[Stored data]
:::::

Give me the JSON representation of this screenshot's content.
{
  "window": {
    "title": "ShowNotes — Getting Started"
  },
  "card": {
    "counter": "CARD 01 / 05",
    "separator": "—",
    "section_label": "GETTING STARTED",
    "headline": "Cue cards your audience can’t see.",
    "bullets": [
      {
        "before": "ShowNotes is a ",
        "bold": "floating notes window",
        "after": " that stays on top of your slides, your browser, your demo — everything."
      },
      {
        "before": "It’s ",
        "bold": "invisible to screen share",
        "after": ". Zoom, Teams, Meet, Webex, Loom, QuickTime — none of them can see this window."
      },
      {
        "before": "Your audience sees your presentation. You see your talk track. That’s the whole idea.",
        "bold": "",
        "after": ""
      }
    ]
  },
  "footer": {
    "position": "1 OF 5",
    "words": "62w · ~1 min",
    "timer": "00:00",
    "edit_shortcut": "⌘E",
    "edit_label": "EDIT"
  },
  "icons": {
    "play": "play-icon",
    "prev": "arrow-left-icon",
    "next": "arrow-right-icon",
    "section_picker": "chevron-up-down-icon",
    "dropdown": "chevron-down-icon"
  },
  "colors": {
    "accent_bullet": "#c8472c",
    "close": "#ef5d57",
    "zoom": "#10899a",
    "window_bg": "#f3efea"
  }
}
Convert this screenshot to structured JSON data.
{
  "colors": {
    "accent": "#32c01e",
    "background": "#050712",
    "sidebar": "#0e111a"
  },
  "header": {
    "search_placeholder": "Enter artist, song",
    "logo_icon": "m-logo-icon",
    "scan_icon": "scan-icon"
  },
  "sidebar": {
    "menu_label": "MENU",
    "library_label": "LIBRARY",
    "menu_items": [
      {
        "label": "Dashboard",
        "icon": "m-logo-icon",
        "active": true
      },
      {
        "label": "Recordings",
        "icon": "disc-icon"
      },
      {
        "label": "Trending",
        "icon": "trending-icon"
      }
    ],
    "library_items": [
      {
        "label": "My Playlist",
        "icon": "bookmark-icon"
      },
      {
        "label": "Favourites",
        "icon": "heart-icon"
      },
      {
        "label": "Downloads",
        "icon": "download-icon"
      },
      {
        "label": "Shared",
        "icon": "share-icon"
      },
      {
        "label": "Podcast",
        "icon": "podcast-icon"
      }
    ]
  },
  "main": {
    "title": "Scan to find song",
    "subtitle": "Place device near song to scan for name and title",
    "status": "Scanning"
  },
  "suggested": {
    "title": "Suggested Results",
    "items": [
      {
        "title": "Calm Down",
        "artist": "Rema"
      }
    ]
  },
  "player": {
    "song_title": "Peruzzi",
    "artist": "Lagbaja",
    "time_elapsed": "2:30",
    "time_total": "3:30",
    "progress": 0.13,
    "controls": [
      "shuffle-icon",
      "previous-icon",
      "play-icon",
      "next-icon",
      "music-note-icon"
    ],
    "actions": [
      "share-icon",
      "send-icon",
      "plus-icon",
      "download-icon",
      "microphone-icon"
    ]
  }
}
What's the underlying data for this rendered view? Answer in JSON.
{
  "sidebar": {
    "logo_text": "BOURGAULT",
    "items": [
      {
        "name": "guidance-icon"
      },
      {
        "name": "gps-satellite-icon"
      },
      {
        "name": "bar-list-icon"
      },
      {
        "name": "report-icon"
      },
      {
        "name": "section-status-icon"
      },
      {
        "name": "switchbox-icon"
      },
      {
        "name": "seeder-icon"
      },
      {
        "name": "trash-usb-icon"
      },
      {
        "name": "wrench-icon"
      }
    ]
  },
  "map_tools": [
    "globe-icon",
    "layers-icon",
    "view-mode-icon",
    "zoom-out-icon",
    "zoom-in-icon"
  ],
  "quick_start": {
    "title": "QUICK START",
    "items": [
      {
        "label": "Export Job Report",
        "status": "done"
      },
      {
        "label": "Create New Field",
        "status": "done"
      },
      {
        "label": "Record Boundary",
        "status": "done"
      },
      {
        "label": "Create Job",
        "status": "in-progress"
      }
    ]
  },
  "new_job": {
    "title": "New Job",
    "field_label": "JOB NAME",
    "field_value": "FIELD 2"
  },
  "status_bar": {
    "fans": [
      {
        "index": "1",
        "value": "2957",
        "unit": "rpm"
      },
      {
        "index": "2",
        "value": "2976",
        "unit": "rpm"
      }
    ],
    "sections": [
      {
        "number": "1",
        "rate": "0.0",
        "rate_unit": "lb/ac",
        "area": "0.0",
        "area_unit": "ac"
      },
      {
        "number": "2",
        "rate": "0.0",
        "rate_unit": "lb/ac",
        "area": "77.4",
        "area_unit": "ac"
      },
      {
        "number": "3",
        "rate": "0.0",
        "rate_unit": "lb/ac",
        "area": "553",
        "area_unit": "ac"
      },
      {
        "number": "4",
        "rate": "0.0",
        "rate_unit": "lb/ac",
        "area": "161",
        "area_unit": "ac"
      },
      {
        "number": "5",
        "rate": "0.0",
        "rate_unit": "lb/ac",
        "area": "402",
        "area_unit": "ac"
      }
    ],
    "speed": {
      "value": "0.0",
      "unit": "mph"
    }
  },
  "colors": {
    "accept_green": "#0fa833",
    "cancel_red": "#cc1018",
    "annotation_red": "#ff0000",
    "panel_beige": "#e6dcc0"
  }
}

:::::

GOAL » Report the number of lines in the listing that include the string "Create"; give nothing but the number.

REPLY TO THE TASK » 2